■ Task ■
Write out each line in which the string "name" is present.

╭─ Records for the exercise

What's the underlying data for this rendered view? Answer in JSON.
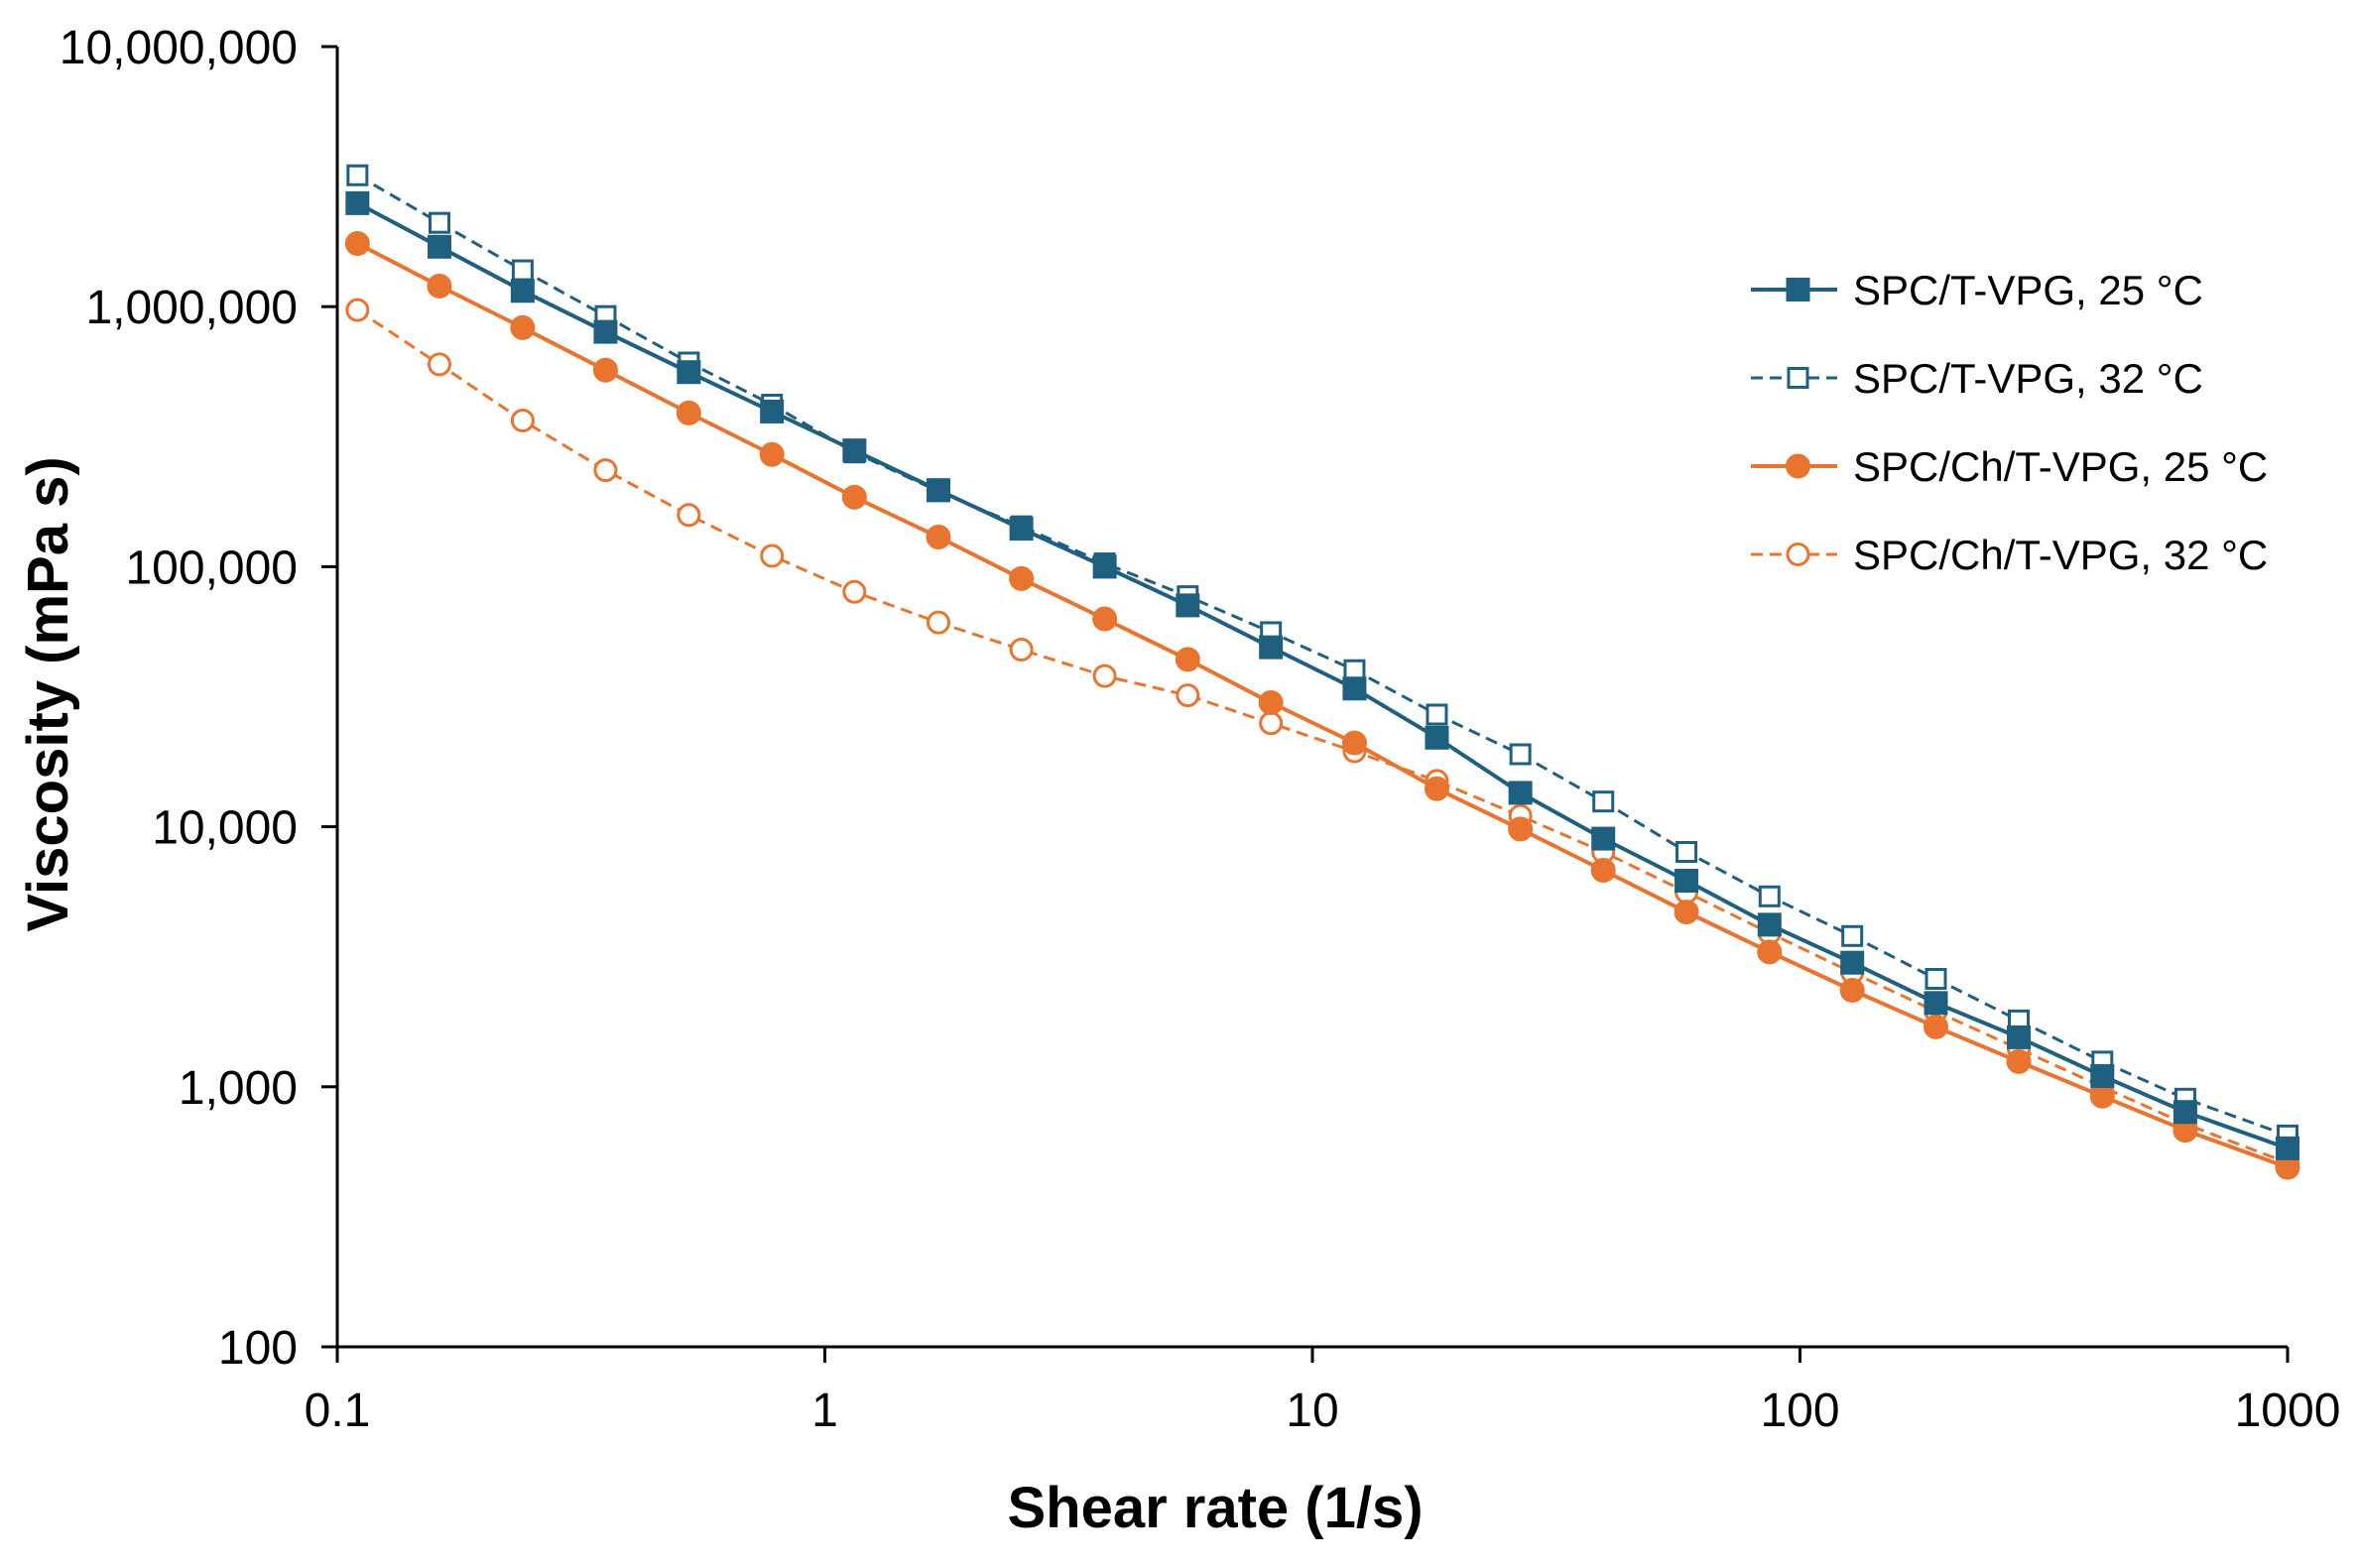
{
  "chart_data": {
    "type": "line",
    "title": "",
    "xlabel": "Shear rate (1/s)",
    "ylabel": "Viscosity (mPa s)",
    "xscale": "log",
    "yscale": "log",
    "xlim": [
      0.1,
      1000
    ],
    "ylim": [
      100,
      10000000
    ],
    "grid": false,
    "legend_position": "top-right",
    "x_ticks": [
      0.1,
      1,
      10,
      100,
      1000
    ],
    "x_tick_labels": [
      "0.1",
      "1",
      "10",
      "100",
      "1000"
    ],
    "y_ticks": [
      100,
      1000,
      10000,
      100000,
      1000000,
      10000000
    ],
    "y_tick_labels": [
      "100",
      "1,000",
      "10,000",
      "100,000",
      "1,000,000",
      "10,000,000"
    ],
    "x": [
      0.11,
      0.162,
      0.24,
      0.355,
      0.526,
      0.779,
      1.15,
      1.71,
      2.53,
      3.75,
      5.55,
      8.22,
      12.2,
      18.0,
      26.7,
      39.5,
      58.5,
      86.6,
      128,
      190,
      281,
      417,
      617,
      1000
    ],
    "series": [
      {
        "name": "SPC/T-VPG, 25 °C",
        "color": "#1f5f7f",
        "marker": "square-filled",
        "line_style": "solid",
        "values": [
          2500000,
          1700000,
          1150000,
          800000,
          560000,
          395000,
          280000,
          197000,
          140000,
          100000,
          71000,
          49000,
          34000,
          22000,
          13500,
          9000,
          6200,
          4200,
          3000,
          2100,
          1550,
          1100,
          800,
          580
        ]
      },
      {
        "name": "SPC/T-VPG, 32 °C",
        "color": "#1f5f7f",
        "marker": "square-open",
        "line_style": "dashed",
        "values": [
          3200000,
          2100000,
          1380000,
          920000,
          610000,
          420000,
          275000,
          195000,
          143000,
          103000,
          77000,
          56000,
          40000,
          27000,
          19000,
          12500,
          8000,
          5400,
          3800,
          2600,
          1800,
          1250,
          900,
          650
        ]
      },
      {
        "name": "SPC/Ch/T-VPG, 25 °C",
        "color": "#e8742f",
        "marker": "circle-filled",
        "line_style": "solid",
        "values": [
          1750000,
          1200000,
          830000,
          570000,
          390000,
          270000,
          185000,
          130000,
          90000,
          63000,
          44000,
          30000,
          21000,
          14000,
          9800,
          6800,
          4700,
          3300,
          2350,
          1700,
          1250,
          920,
          680,
          490
        ]
      },
      {
        "name": "SPC/Ch/T-VPG, 32 °C",
        "color": "#e8742f",
        "marker": "circle-open",
        "line_style": "dashed",
        "values": [
          970000,
          600000,
          365000,
          235000,
          158000,
          110000,
          80000,
          61000,
          48000,
          38000,
          32000,
          25000,
          19500,
          15000,
          11000,
          8000,
          5600,
          3900,
          2750,
          1950,
          1400,
          1000,
          720,
          510
        ]
      }
    ]
  }
}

╰─

■ Result ■
        "name": "SPC/T-VPG, 25 °C",
        "name": "SPC/T-VPG, 32 °C",
        "name": "SPC/Ch/T-VPG, 25 °C",
        "name": "SPC/Ch/T-VPG, 32 °C",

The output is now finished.